**DIRECTION**
Show all lines from the listing below that contain "function".

**PROVIDED RECORDS**
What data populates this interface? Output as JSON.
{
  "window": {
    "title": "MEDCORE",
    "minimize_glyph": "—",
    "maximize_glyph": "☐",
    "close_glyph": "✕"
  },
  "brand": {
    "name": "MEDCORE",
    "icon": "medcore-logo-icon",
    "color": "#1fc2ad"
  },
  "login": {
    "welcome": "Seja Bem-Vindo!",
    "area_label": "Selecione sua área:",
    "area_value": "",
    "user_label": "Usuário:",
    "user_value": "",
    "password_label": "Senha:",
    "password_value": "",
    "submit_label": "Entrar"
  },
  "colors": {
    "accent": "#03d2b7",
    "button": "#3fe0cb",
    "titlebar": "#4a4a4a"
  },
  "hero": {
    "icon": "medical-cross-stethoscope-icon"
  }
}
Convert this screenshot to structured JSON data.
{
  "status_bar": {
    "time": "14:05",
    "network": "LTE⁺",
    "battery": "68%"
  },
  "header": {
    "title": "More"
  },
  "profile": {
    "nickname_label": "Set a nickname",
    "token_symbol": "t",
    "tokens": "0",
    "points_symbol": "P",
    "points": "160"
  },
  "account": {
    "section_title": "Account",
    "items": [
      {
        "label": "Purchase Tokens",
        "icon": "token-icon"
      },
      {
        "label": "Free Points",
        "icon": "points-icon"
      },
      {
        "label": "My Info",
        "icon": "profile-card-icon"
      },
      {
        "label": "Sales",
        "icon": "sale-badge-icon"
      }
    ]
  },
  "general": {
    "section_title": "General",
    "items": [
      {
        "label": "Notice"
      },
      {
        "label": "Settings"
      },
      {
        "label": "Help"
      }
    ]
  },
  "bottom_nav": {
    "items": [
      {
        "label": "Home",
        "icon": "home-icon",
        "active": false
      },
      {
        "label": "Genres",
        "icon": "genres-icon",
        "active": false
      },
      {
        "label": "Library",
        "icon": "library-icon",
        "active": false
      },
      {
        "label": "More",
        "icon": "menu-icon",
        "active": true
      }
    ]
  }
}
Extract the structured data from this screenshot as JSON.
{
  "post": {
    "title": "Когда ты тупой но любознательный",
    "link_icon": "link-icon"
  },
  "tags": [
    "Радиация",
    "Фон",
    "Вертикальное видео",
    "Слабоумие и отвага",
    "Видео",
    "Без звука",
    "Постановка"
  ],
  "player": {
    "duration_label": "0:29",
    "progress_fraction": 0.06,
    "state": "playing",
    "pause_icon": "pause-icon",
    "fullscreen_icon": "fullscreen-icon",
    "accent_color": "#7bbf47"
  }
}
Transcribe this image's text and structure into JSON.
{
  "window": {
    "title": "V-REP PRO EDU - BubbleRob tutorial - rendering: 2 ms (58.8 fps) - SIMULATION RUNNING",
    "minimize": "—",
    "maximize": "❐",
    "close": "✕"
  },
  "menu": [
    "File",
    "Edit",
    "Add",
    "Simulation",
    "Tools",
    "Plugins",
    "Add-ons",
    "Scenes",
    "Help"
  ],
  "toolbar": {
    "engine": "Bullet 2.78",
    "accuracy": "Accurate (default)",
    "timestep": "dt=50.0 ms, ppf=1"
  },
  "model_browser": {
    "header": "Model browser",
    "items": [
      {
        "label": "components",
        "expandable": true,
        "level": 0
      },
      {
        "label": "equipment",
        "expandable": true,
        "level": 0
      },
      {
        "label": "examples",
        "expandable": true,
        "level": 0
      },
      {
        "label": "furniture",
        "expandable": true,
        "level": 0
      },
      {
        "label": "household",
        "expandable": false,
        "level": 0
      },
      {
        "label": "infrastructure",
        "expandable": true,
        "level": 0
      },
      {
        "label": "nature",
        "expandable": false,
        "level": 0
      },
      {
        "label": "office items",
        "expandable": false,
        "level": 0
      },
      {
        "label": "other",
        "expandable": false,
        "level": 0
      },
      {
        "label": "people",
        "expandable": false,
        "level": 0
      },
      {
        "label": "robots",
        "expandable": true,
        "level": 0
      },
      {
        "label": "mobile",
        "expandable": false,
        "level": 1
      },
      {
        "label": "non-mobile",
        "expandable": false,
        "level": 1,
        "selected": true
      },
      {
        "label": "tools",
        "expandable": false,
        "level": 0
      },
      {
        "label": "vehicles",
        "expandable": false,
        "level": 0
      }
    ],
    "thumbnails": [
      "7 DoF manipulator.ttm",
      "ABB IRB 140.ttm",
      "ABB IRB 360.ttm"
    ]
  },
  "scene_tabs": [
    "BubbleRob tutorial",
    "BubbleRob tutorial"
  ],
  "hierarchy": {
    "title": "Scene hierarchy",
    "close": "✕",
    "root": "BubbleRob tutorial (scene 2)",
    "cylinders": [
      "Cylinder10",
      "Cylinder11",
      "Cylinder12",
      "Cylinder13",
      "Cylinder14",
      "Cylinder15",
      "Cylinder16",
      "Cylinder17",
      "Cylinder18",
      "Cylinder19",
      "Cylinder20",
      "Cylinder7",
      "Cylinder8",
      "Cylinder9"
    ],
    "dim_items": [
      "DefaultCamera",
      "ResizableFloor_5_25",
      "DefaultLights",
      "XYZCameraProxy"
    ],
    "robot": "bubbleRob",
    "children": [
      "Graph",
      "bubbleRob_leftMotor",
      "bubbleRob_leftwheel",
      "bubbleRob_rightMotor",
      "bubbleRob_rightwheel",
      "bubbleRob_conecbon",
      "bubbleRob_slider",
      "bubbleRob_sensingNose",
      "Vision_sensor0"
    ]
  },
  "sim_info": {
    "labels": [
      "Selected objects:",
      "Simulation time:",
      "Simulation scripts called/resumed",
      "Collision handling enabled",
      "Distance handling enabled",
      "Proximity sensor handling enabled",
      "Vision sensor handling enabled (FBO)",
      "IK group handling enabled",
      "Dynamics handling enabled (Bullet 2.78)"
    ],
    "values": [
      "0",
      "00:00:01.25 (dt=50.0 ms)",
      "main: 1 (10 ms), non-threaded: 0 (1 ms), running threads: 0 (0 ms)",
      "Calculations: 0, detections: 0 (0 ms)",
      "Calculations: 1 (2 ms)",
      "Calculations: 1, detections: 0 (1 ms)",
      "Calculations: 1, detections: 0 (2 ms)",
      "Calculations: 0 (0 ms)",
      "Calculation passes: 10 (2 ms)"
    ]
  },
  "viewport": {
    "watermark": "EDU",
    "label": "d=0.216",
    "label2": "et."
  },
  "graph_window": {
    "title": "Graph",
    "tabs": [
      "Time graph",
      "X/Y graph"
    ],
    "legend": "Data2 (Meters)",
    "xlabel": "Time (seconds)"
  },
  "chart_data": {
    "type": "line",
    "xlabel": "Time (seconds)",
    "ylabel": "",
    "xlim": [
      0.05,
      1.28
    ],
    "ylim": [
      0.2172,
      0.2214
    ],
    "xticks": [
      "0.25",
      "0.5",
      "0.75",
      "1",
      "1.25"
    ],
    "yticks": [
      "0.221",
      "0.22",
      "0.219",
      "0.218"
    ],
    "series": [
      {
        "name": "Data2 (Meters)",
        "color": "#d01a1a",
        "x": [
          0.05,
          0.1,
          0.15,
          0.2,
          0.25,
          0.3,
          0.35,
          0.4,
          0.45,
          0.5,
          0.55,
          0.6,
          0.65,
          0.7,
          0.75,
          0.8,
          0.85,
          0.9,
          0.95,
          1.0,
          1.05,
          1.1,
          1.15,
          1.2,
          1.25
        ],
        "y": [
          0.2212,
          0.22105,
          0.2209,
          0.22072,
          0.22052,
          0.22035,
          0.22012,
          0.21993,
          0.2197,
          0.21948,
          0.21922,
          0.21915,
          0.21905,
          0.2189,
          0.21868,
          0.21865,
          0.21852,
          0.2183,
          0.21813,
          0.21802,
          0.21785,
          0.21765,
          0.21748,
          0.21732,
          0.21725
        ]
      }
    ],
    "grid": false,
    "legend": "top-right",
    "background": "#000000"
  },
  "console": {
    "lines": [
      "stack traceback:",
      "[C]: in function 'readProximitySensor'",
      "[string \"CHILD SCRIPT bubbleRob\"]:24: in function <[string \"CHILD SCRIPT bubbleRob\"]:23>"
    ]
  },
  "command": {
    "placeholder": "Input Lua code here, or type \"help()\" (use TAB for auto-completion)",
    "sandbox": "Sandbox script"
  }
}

**FULL ANSWER**
      "[C]: in function 'readProximitySensor'",
      "[string \"CHILD SCRIPT bubbleRob\"]:24: in function <[string \"CHILD SCRIPT bubbleRob\"]:23>"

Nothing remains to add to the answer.